• Task description:
Gather every line holding the string "Output".

** begin **

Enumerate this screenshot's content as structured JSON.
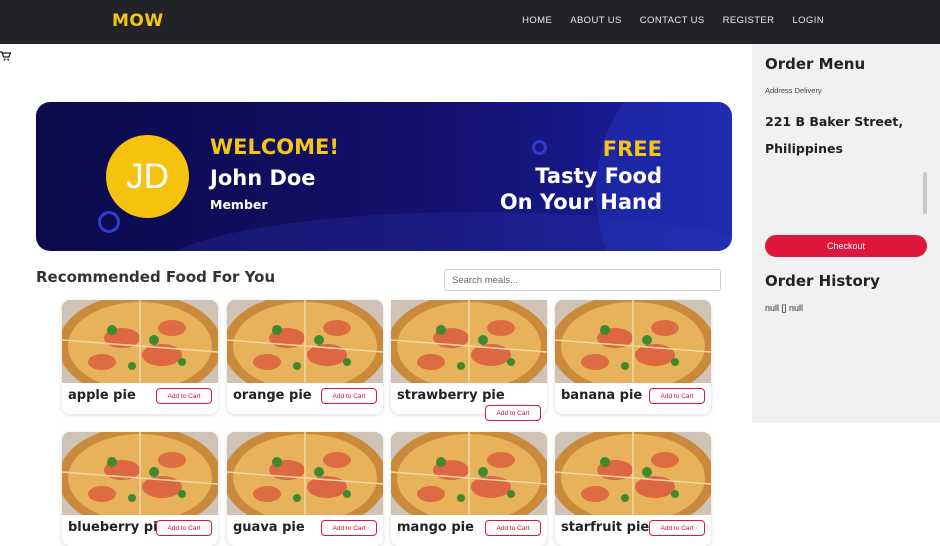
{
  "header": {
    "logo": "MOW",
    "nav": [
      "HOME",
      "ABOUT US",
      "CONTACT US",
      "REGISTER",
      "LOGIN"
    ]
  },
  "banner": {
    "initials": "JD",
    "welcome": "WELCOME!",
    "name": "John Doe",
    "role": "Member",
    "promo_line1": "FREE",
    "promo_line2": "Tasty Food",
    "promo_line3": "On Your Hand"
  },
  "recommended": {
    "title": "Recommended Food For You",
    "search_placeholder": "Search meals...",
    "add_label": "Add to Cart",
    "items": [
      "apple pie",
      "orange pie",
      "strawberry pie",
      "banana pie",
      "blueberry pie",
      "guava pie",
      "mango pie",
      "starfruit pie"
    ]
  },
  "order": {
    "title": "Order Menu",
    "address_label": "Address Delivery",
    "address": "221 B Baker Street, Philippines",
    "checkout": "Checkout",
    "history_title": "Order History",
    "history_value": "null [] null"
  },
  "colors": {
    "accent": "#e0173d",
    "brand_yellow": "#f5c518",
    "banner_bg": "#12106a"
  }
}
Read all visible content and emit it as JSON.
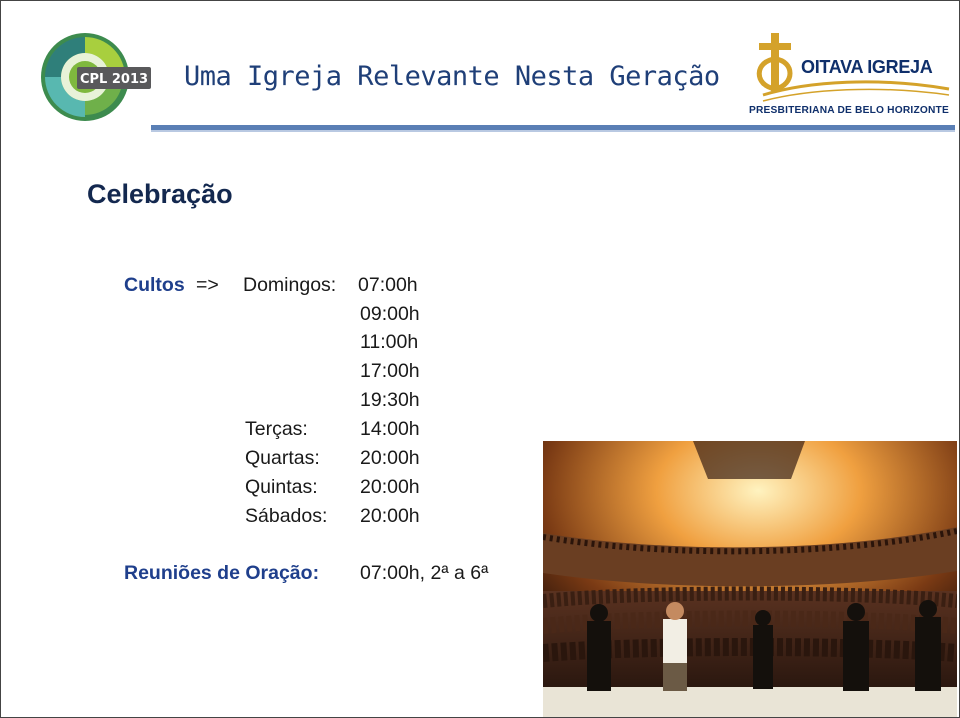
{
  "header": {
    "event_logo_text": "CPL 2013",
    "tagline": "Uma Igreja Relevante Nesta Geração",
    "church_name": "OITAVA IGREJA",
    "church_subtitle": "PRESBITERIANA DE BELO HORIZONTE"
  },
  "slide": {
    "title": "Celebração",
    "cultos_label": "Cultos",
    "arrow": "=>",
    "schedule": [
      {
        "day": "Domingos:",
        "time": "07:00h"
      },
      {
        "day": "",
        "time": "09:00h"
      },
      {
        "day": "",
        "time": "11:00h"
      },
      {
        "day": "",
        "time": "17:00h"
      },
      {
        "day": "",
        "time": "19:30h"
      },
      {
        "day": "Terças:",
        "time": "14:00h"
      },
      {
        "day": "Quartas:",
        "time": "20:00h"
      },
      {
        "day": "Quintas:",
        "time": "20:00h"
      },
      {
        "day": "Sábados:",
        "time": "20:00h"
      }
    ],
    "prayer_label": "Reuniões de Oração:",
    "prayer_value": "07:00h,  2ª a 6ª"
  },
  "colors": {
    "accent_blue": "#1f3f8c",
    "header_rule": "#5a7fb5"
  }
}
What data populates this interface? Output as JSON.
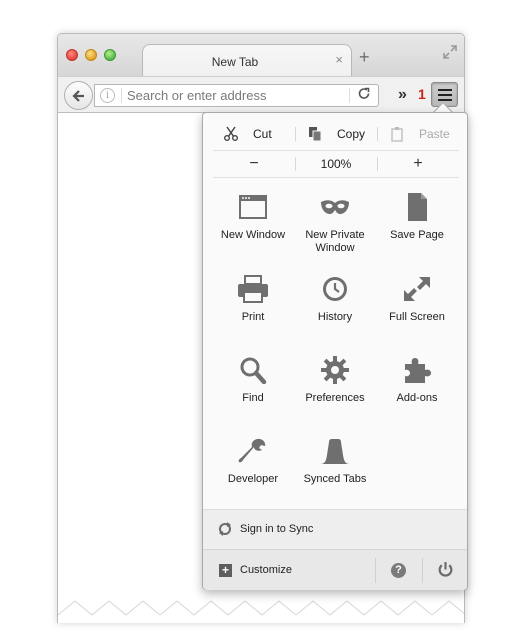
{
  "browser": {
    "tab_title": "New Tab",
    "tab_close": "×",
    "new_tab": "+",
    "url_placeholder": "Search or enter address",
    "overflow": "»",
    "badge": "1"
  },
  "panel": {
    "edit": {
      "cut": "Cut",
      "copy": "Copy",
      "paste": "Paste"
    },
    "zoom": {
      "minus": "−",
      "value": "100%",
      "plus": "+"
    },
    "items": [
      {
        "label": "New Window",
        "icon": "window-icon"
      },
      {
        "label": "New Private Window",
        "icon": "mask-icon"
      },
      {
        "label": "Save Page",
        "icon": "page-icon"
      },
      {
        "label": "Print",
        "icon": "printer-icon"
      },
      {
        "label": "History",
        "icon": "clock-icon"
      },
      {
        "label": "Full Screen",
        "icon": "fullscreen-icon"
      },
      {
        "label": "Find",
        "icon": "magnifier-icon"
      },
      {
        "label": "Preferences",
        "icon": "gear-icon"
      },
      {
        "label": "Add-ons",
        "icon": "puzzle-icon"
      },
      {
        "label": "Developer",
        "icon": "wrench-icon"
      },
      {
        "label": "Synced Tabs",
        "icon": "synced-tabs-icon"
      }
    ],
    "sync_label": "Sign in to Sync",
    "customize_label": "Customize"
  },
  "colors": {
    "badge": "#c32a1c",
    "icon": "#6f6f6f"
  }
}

** end **
** begin **

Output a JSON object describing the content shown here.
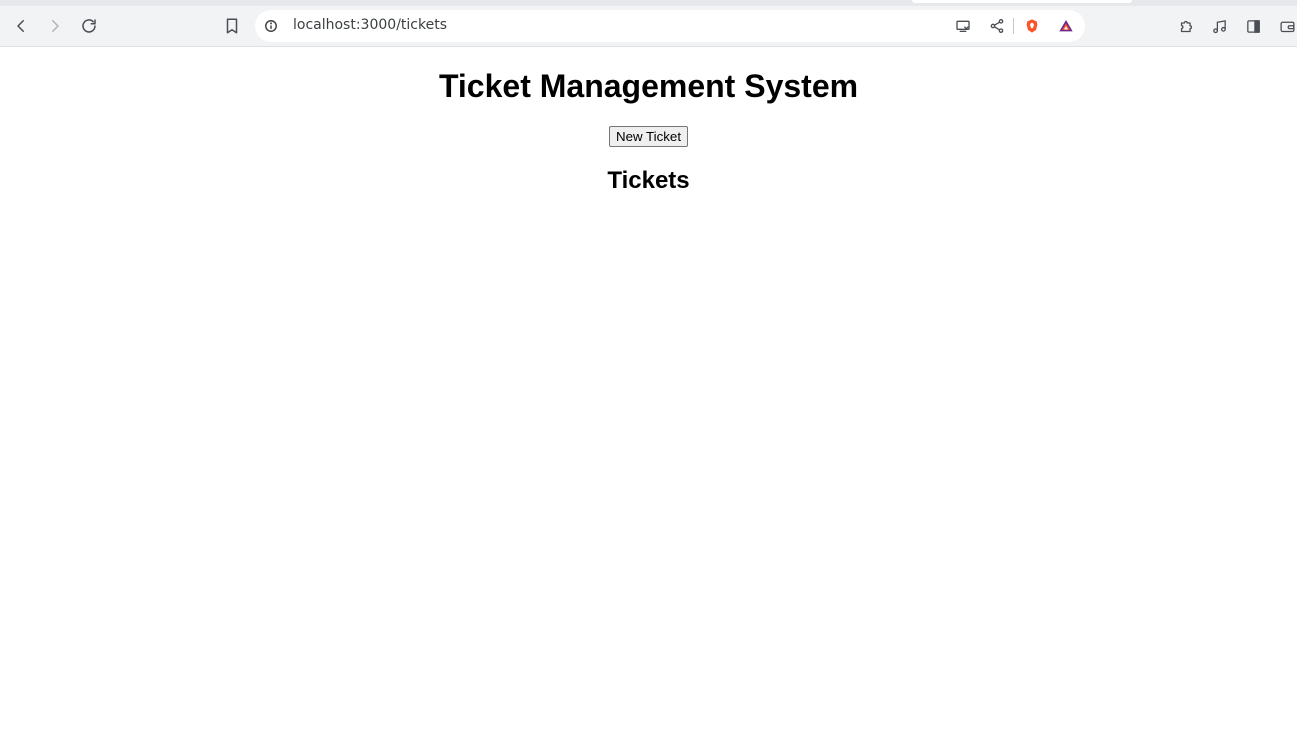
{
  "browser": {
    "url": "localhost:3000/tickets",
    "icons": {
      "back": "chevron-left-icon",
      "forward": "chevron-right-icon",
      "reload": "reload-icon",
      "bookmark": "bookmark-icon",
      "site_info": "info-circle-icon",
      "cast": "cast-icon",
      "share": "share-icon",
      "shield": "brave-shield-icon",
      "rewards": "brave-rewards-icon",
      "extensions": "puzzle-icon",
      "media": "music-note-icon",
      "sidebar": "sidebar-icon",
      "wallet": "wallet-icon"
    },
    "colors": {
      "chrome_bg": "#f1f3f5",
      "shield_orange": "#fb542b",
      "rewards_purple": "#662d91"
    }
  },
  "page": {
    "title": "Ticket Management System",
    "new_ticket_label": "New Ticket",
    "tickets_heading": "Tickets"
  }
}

** end **

• The response:
What data populates this interface? Output as JSON.
Output a JSON object describing the content shown here.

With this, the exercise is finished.